Problem
Repeat every record exactly, but keep images out of the copy.

┌──

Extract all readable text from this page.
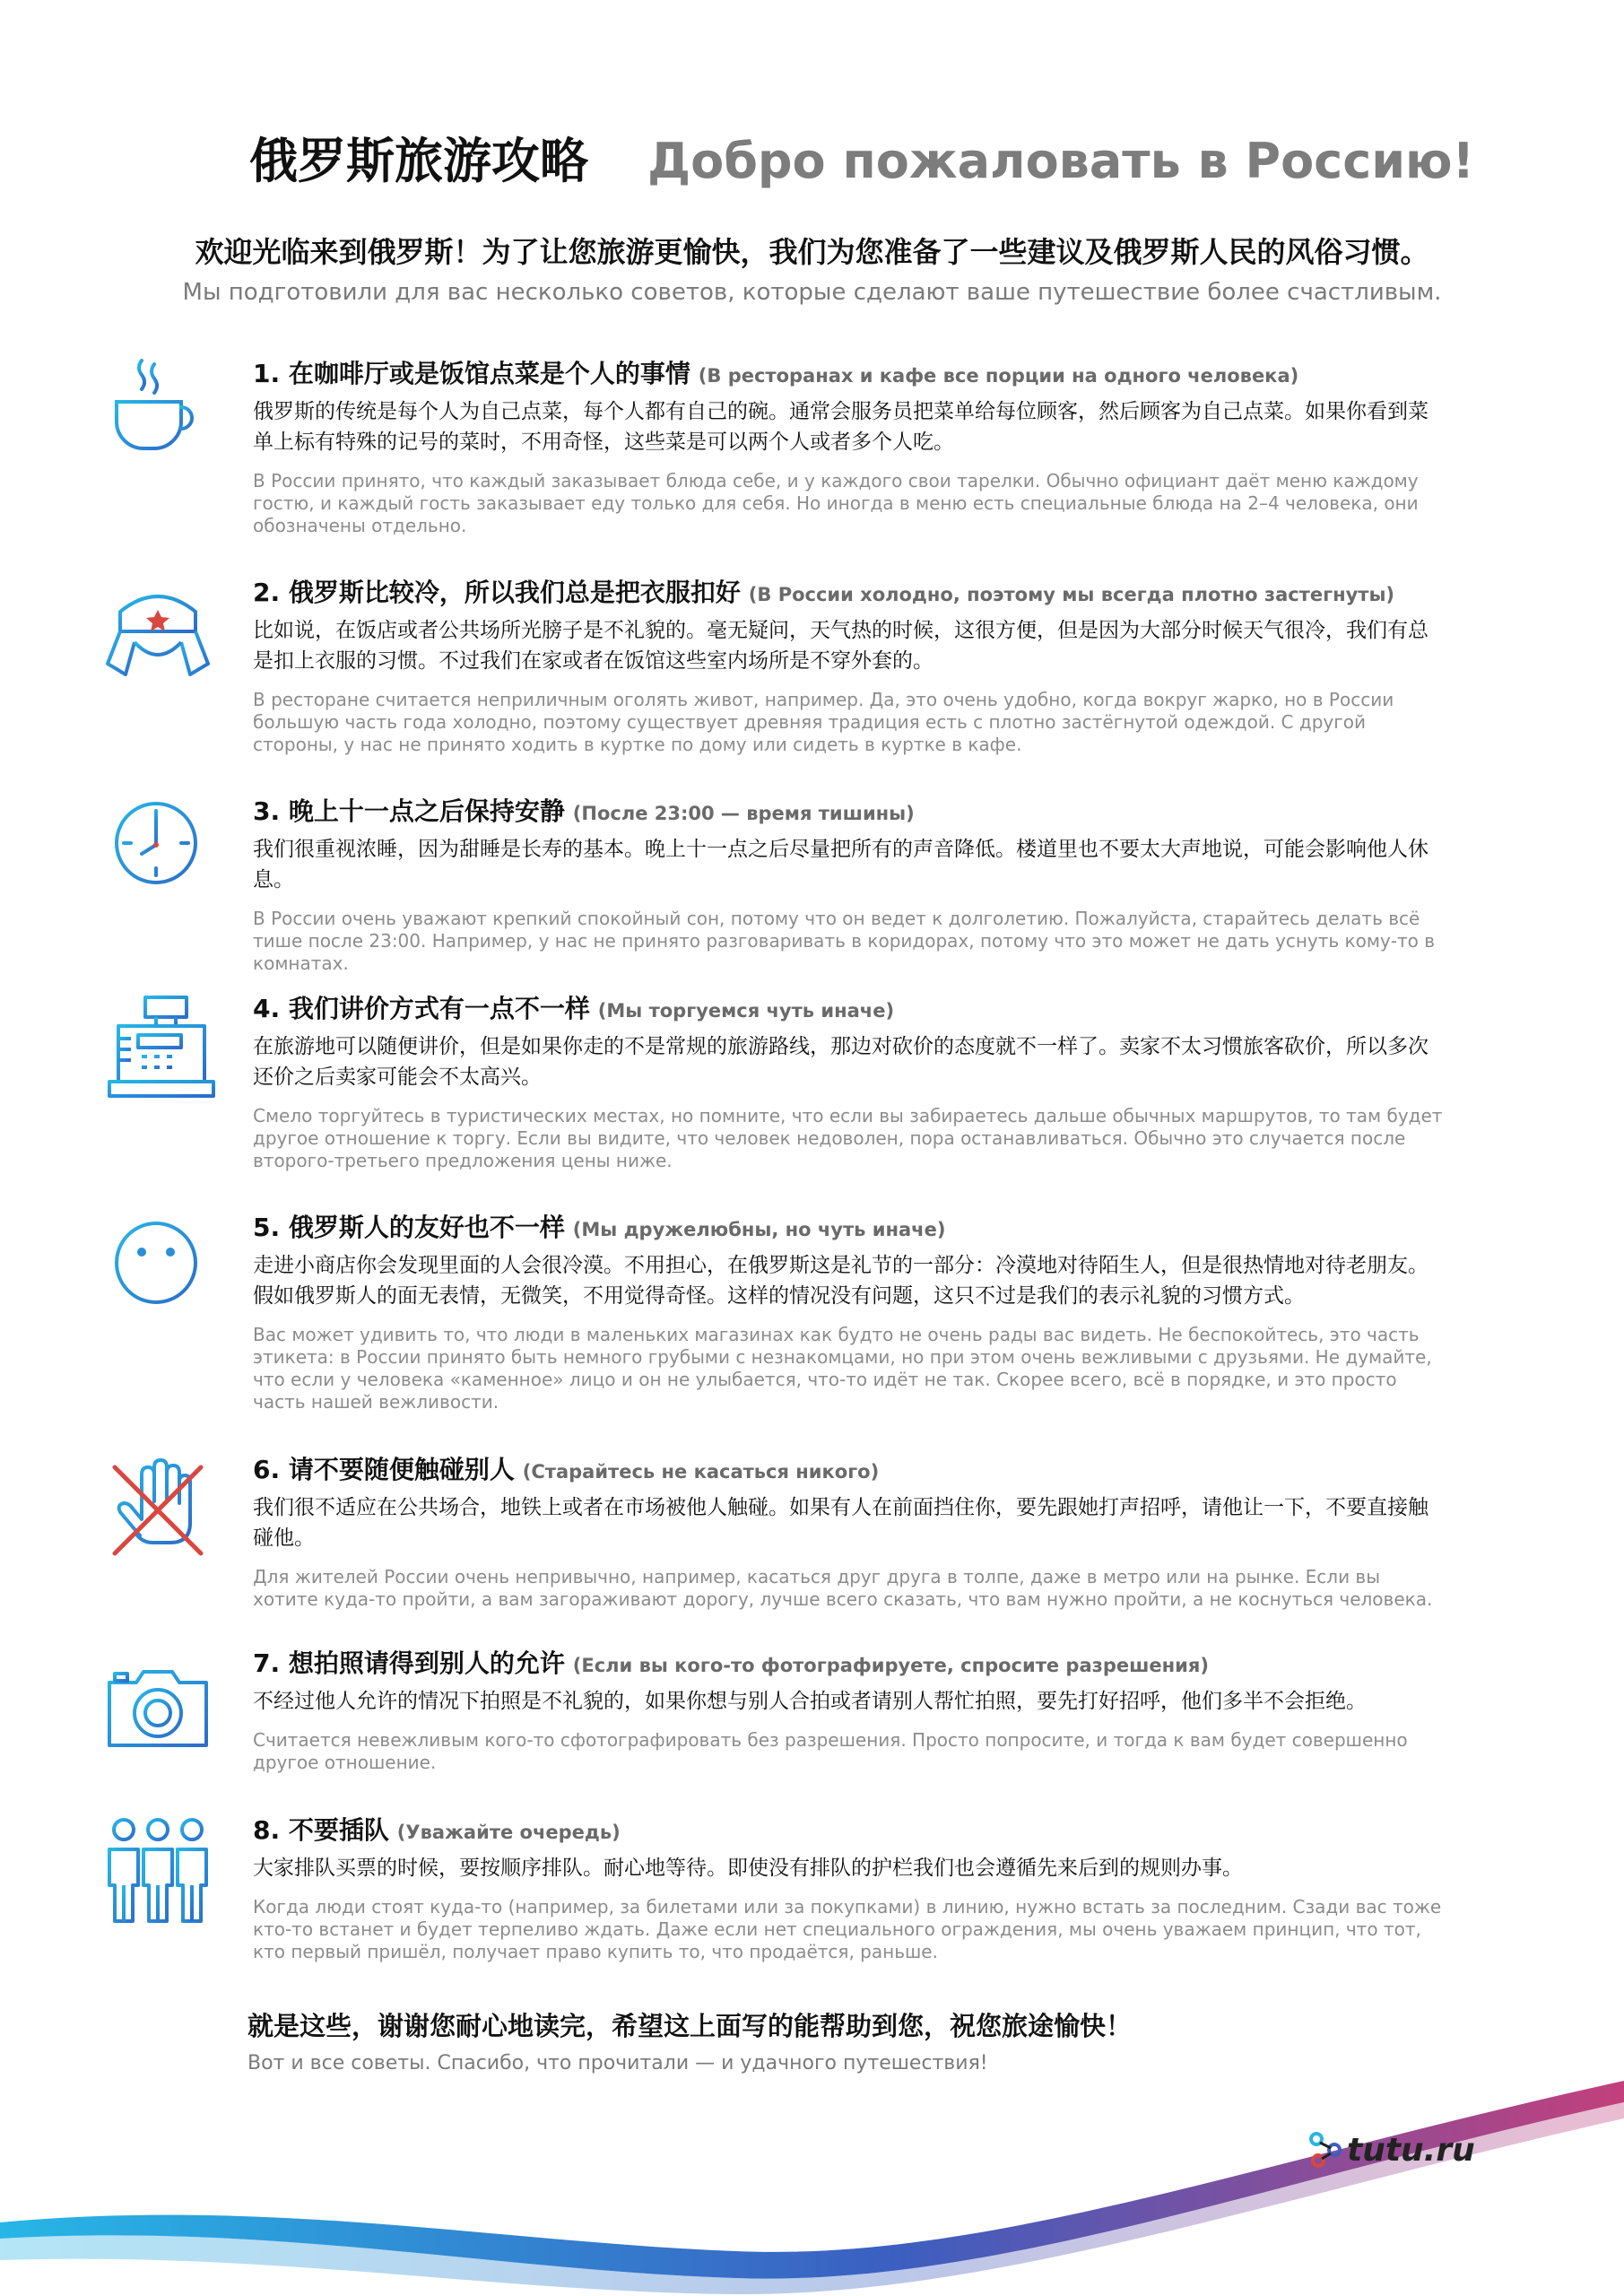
俄罗斯旅游攻略 Добро пожаловать в Россию!
欢迎光临来到俄罗斯！为了让您旅游更愉快，我们为您准备了一些建议及俄罗斯人民的风俗习惯。
Мы подготовили для вас несколько советов, которые сделают ваше путешествие более счастливым.
1. 在咖啡厅或是饭馆点菜是个人的事情 (В ресторанах и кафе все порции на одного человека)
俄罗斯的传统是每个人为自己点菜，每个人都有自己的碗。通常会服务员把菜单给每位顾客，然后顾客为自己点菜。如果你看到菜单上标有特殊的记号的菜时，不用奇怪，这些菜是可以两个人或者多个人吃。
В России принято, что каждый заказывает блюда себе, и у каждого свои тарелки. Обычно официант даёт меню каждому гостю, и каждый гость заказывает еду только для себя. Но иногда в меню есть специальные блюда на 2–4 человека, они обозначены отдельно.
2. 俄罗斯比较冷，所以我们总是把衣服扣好 (В России холодно, поэтому мы всегда плотно застегнуты)
比如说，在饭店或者公共场所光膀子是不礼貌的。毫无疑问，天气热的时候，这很方便，但是因为大部分时候天气很冷，我们有总是扣上衣服的习惯。不过我们在家或者在饭馆这些室内场所是不穿外套的。
В ресторане считается неприличным оголять живот, например. Да, это очень удобно, когда вокруг жарко, но в России большую часть года холодно, поэтому существует древняя традиция есть с плотно застёгнутой одеждой. С другой стороны, у нас не принято ходить в куртке по дому или сидеть в куртке в кафе.
3. 晚上十一点之后保持安静 (После 23:00 — время тишины)
我们很重视浓睡，因为甜睡是长寿的基本。晚上十一点之后尽量把所有的声音降低。楼道里也不要太大声地说，可能会影响他人休息。
В России очень уважают крепкий спокойный сон, потому что он ведет к долголетию. Пожалуйста, старайтесь делать всё тише после 23:00. Например, у нас не принято разговаривать в коридорах, потому что это может не дать уснуть кому-то в комнатах.
4. 我们讲价方式有一点不一样 (Мы торгуемся чуть иначе)
在旅游地可以随便讲价，但是如果你走的不是常规的旅游路线，那边对砍价的态度就不一样了。卖家不太习惯旅客砍价，所以多次还价之后卖家可能会不太高兴。
Смело торгуйтесь в туристических местах, но помните, что если вы забираетесь дальше обычных маршрутов, то там будет другое отношение к торгу. Если вы видите, что человек недоволен, пора останавливаться. Обычно это случается после второго-третьего предложения цены ниже.
5. 俄罗斯人的友好也不一样 (Мы дружелюбны, но чуть иначе)
走进小商店你会发现里面的人会很冷漠。不用担心，在俄罗斯这是礼节的一部分：冷漠地对待陌生人，但是很热情地对待老朋友。假如俄罗斯人的面无表情，无微笑，不用觉得奇怪。这样的情况没有问题，这只不过是我们的表示礼貌的习惯方式。
Вас может удивить то, что люди в маленьких магазинах как будто не очень рады вас видеть. Не беспокойтесь, это часть этикета: в России принято быть немного грубыми с незнакомцами, но при этом очень вежливыми с друзьями. Не думайте, что если у человека «каменное» лицо и он не улыбается, что-то идёт не так. Скорее всего, всё в порядке, и это просто часть нашей вежливости.
6. 请不要随便触碰别人 (Старайтесь не касаться никого)
我们很不适应在公共场合，地铁上或者在市场被他人触碰。如果有人在前面挡住你，要先跟她打声招呼，请他让一下，不要直接触碰他。
Для жителей России очень непривычно, например, касаться друг друга в толпе, даже в метро или на рынке. Если вы хотите куда-то пройти, а вам загораживают дорогу, лучше всего сказать, что вам нужно пройти, а не коснуться человека.
7. 想拍照请得到别人的允许 (Если вы кого-то фотографируете, спросите разрешения)
不经过他人允许的情况下拍照是不礼貌的，如果你想与别人合拍或者请别人帮忙拍照，要先打好招呼，他们多半不会拒绝。
Считается невежливым кого-то сфотографировать без разрешения. Просто попросите, и тогда к вам будет совершенно другое отношение.
8. 不要插队 (Уважайте очередь)
大家排队买票的时候，要按顺序排队。耐心地等待。即使没有排队的护栏我们也会遵循先来后到的规则办事。
Когда люди стоят куда-то (например, за билетами или за покупками) в линию, нужно встать за последним. Сзади вас тоже кто-то встанет и будет терпеливо ждать. Даже если нет специального ограждения, мы очень уважаем принцип, что тот, кто первый пришёл, получает право купить то, что продаётся, раньше.
就是这些，谢谢您耐心地读完，希望这上面写的能帮助到您，祝您旅途愉快！
Вот и все советы. Спасибо, что прочитали — и удачного путешествия!
tutu.ru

└──

Task response
Extract all readable text from this page.
俄罗斯旅游攻略 Добро пожаловать в Россию!
欢迎光临来到俄罗斯！为了让您旅游更愉快，我们为您准备了一些建议及俄罗斯人民的风俗习惯。
Мы подготовили для вас несколько советов, которые сделают ваше путешествие более счастливым.
1. 在咖啡厅或是饭馆点菜是个人的事情 (В ресторанах и кафе все порции на одного человека)
俄罗斯的传统是每个人为自己点菜，每个人都有自己的碗。通常会服务员把菜单给每位顾客，然后顾客为自己点菜。如果你看到菜单上标有特殊的记号的菜时，不用奇怪，这些菜是可以两个人或者多个人吃。
В России принято, что каждый заказывает блюда себе, и у каждого свои тарелки. Обычно официант даёт меню каждому гостю, и каждый гость заказывает еду только для себя. Но иногда в меню есть специальные блюда на 2–4 человека, они обозначены отдельно.
2. 俄罗斯比较冷，所以我们总是把衣服扣好 (В России холодно, поэтому мы всегда плотно застегнуты)
比如说，在饭店或者公共场所光膀子是不礼貌的。毫无疑问，天气热的时候，这很方便，但是因为大部分时候天气很冷，我们有总是扣上衣服的习惯。不过我们在家或者在饭馆这些室内场所是不穿外套的。
В ресторане считается неприличным оголять живот, например. Да, это очень удобно, когда вокруг жарко, но в России большую часть года холодно, поэтому существует древняя традиция есть с плотно застёгнутой одеждой. С другой стороны, у нас не принято ходить в куртке по дому или сидеть в куртке в кафе.
3. 晚上十一点之后保持安静 (После 23:00 — время тишины)
我们很重视浓睡，因为甜睡是长寿的基本。晚上十一点之后尽量把所有的声音降低。楼道里也不要太大声地说，可能会影响他人休息。
В России очень уважают крепкий спокойный сон, потому что он ведет к долголетию. Пожалуйста, старайтесь делать всё тише после 23:00. Например, у нас не принято разговаривать в коридорах, потому что это может не дать уснуть кому-то в комнатах.
4. 我们讲价方式有一点不一样 (Мы торгуемся чуть иначе)
在旅游地可以随便讲价，但是如果你走的不是常规的旅游路线，那边对砍价的态度就不一样了。卖家不太习惯旅客砍价，所以多次还价之后卖家可能会不太高兴。
Смело торгуйтесь в туристических местах, но помните, что если вы забираетесь дальше обычных маршрутов, то там будет другое отношение к торгу. Если вы видите, что человек недоволен, пора останавливаться. Обычно это случается после второго-третьего предложения цены ниже.
5. 俄罗斯人的友好也不一样 (Мы дружелюбны, но чуть иначе)
走进小商店你会发现里面的人会很冷漠。不用担心，在俄罗斯这是礼节的一部分：冷漠地对待陌生人，但是很热情地对待老朋友。假如俄罗斯人的面无表情，无微笑，不用觉得奇怪。这样的情况没有问题，这只不过是我们的表示礼貌的习惯方式。
Вас может удивить то, что люди в маленьких магазинах как будто не очень рады вас видеть. Не беспокойтесь, это часть этикета: в России принято быть немного грубыми с незнакомцами, но при этом очень вежливыми с друзьями. Не думайте, что если у человека «каменное» лицо и он не улыбается, что-то идёт не так. Скорее всего, всё в порядке, и это просто часть нашей вежливости.
6. 请不要随便触碰别人 (Старайтесь не касаться никого)
我们很不适应在公共场合，地铁上或者在市场被他人触碰。如果有人在前面挡住你，要先跟她打声招呼，请他让一下，不要直接触碰他。
Для жителей России очень непривычно, например, касаться друг друга в толпе, даже в метро или на рынке. Если вы хотите куда-то пройти, а вам загораживают дорогу, лучше всего сказать, что вам нужно пройти, а не коснуться человека.
7. 想拍照请得到别人的允许 (Если вы кого-то фотографируете, спросите разрешения)
不经过他人允许的情况下拍照是不礼貌的，如果你想与别人合拍或者请别人帮忙拍照，要先打好招呼，他们多半不会拒绝。
Считается невежливым кого-то сфотографировать без разрешения. Просто попросите, и тогда к вам будет совершенно другое отношение.
8. 不要插队 (Уважайте очередь)
大家排队买票的时候，要按顺序排队。耐心地等待。即使没有排队的护栏我们也会遵循先来后到的规则办事。
Когда люди стоят куда-то (например, за билетами или за покупками) в линию, нужно встать за последним. Сзади вас тоже кто-то встанет и будет терпеливо ждать. Даже если нет специального ограждения, мы очень уважаем принцип, что тот, кто первый пришёл, получает право купить то, что продаётся, раньше.
就是这些，谢谢您耐心地读完，希望这上面写的能帮助到您，祝您旅途愉快！
Вот и все советы. Спасибо, что прочитали — и удачного путешествия!
tutu.ru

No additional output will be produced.